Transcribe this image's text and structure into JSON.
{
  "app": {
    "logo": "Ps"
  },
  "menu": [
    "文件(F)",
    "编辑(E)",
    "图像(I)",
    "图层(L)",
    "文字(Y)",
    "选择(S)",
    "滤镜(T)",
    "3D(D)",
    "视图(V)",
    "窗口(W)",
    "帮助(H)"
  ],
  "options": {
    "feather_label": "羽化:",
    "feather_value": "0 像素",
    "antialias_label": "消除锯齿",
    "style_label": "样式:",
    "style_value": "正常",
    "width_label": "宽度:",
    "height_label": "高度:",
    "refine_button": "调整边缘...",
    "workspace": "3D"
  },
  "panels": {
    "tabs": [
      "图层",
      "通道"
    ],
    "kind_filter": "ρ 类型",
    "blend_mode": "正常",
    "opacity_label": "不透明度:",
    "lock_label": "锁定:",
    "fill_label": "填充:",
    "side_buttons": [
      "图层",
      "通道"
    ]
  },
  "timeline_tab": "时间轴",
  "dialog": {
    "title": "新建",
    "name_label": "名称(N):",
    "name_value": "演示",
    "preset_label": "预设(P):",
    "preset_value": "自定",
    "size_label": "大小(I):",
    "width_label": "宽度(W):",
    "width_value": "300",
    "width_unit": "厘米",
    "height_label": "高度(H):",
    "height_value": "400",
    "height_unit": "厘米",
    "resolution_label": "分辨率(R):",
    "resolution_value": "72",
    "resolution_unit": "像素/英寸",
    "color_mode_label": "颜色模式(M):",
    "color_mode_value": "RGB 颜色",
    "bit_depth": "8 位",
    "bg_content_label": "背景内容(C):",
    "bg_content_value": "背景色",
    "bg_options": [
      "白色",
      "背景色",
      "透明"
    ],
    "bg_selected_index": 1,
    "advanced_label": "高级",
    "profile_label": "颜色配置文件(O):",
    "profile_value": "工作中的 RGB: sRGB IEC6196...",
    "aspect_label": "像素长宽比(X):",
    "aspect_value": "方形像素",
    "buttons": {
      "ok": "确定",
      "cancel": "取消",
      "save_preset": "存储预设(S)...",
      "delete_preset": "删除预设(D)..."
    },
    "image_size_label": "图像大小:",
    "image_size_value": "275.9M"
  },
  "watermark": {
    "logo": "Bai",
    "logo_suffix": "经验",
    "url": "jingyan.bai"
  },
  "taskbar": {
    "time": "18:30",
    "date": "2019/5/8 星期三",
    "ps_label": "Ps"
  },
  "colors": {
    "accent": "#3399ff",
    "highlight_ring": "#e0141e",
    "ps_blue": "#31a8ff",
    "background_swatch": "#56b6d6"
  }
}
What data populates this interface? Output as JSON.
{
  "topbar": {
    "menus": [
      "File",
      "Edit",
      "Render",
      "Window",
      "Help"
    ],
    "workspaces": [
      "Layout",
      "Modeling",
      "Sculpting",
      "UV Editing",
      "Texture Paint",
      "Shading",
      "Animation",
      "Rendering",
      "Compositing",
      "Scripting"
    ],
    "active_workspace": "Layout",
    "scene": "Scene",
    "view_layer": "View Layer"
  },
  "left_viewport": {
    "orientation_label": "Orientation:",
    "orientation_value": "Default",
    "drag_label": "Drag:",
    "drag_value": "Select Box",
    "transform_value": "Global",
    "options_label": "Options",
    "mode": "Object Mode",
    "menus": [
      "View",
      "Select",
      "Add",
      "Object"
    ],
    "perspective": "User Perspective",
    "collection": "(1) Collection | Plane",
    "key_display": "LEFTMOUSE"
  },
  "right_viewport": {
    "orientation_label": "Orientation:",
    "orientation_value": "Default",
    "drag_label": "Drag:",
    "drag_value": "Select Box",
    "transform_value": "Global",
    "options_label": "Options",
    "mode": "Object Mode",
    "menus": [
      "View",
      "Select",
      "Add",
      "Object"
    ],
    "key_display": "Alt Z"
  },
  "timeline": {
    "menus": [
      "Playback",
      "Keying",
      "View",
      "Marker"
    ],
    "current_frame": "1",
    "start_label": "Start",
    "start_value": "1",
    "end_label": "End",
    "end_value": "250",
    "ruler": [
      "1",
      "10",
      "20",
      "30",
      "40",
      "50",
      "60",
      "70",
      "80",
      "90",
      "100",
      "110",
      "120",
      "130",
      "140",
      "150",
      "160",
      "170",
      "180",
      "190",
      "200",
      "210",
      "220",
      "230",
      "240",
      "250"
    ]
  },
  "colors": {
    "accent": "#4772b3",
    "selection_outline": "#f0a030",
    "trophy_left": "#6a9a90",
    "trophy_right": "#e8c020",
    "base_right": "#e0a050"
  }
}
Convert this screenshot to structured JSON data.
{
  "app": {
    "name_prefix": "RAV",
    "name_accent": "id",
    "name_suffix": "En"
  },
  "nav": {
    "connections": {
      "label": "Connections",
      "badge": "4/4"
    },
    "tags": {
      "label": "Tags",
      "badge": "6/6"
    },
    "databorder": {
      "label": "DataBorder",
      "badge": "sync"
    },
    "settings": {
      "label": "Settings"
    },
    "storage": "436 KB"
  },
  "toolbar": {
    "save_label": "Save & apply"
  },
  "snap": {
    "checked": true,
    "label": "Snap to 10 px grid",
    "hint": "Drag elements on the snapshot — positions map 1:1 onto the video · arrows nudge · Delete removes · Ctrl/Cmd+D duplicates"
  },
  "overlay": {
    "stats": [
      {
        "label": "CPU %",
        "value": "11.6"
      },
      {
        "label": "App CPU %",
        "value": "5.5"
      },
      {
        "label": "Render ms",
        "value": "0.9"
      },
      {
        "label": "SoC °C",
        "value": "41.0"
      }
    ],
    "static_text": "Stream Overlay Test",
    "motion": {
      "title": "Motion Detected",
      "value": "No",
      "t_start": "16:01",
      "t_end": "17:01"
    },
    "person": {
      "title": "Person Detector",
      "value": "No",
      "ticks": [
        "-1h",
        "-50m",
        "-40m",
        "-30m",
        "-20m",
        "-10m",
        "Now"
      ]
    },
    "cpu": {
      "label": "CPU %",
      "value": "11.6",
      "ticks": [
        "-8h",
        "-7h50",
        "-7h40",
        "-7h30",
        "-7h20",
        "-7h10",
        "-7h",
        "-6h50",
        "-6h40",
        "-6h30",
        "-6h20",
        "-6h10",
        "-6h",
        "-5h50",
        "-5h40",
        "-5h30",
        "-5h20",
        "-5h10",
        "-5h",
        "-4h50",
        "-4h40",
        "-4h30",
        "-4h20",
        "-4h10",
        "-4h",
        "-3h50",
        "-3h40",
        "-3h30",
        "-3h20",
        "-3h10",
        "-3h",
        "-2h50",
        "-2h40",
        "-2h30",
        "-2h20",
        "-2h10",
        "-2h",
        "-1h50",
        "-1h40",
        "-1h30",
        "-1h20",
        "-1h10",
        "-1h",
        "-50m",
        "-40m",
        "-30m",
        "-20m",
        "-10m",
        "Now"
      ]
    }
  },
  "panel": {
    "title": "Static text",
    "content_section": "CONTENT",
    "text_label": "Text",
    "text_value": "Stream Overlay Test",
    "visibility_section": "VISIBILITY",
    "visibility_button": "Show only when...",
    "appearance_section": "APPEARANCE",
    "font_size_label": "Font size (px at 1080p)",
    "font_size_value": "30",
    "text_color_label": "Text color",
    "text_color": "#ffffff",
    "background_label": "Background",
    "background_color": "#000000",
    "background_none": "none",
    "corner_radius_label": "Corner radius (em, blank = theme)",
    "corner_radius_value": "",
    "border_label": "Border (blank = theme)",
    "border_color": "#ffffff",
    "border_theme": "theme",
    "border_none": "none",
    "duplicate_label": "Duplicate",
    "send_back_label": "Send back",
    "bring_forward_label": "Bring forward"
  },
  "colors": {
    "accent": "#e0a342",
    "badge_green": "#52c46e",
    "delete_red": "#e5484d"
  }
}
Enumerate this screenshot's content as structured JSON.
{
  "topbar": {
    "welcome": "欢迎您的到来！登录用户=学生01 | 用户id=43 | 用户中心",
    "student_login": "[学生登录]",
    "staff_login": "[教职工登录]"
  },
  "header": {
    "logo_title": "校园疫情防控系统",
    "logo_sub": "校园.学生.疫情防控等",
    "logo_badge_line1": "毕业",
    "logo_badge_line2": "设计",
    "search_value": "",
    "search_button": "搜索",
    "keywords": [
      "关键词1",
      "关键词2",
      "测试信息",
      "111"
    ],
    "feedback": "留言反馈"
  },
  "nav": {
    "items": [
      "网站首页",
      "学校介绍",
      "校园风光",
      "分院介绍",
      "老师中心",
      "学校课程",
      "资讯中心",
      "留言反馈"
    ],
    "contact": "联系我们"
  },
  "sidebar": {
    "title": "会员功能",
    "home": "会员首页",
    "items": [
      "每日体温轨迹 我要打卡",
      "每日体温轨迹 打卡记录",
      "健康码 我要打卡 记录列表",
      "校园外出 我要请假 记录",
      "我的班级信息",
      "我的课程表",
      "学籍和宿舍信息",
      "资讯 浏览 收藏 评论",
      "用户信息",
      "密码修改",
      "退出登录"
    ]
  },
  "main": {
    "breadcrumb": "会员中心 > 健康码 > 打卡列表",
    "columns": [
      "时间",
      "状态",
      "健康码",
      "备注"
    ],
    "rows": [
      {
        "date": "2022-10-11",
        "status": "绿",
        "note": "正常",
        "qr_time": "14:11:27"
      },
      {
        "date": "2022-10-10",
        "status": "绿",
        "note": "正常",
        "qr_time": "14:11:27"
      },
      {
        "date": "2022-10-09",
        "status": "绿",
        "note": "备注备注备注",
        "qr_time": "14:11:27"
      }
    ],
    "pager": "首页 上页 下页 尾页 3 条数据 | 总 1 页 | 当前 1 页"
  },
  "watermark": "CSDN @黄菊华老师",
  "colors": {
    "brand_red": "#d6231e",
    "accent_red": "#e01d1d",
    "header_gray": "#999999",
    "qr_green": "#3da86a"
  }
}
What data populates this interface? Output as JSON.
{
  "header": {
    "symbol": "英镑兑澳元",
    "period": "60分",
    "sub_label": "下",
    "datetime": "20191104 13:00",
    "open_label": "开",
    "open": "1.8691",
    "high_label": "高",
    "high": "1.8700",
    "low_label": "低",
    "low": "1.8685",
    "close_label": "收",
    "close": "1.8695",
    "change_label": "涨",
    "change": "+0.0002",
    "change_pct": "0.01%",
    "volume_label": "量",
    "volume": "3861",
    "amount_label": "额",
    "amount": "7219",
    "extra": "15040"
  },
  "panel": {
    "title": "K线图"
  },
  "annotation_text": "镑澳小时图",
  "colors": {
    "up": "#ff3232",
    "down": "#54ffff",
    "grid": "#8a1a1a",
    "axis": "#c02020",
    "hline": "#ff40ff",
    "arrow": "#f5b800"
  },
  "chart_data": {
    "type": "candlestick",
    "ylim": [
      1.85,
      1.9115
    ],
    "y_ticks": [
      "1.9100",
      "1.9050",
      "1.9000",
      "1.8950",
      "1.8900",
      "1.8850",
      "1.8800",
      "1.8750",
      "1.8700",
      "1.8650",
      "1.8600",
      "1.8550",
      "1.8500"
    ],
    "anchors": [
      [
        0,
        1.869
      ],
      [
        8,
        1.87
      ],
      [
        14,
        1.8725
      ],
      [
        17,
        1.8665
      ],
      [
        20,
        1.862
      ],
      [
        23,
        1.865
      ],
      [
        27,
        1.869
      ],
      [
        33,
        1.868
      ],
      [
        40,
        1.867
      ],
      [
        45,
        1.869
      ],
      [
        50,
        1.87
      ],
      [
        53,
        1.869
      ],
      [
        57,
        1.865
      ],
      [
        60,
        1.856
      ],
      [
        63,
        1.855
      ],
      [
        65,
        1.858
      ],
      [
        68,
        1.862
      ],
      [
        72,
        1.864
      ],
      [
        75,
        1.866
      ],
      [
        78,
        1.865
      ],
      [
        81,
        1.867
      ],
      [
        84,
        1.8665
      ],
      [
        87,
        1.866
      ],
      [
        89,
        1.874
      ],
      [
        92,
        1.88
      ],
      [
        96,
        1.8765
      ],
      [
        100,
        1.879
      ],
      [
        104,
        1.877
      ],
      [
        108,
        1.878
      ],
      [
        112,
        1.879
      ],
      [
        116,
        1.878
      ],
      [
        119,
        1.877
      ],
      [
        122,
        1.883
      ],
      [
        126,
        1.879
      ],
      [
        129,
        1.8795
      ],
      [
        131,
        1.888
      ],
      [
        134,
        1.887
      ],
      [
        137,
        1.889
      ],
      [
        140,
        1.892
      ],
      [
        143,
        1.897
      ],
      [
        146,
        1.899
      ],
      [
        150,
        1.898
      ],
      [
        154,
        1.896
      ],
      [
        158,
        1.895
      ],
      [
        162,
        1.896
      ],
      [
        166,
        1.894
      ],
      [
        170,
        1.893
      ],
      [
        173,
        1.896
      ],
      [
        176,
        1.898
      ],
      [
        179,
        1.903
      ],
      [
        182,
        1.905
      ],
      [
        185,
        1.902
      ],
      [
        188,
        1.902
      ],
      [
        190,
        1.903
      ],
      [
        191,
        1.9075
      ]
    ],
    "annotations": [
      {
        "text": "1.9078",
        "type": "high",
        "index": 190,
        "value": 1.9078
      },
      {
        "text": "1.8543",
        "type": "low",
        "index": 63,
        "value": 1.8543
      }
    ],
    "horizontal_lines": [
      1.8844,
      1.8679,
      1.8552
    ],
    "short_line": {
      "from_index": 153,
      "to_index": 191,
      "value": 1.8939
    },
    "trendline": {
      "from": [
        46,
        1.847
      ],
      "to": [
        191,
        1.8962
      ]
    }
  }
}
__________________________________________________
PROBLEM DETAILS: Pick out every line with the string "blank" and copy it.

CORRECT RESULT:
    "corner_radius_label": "Corner radius (em, blank = theme)",
    "border_label": "Border (blank = theme)",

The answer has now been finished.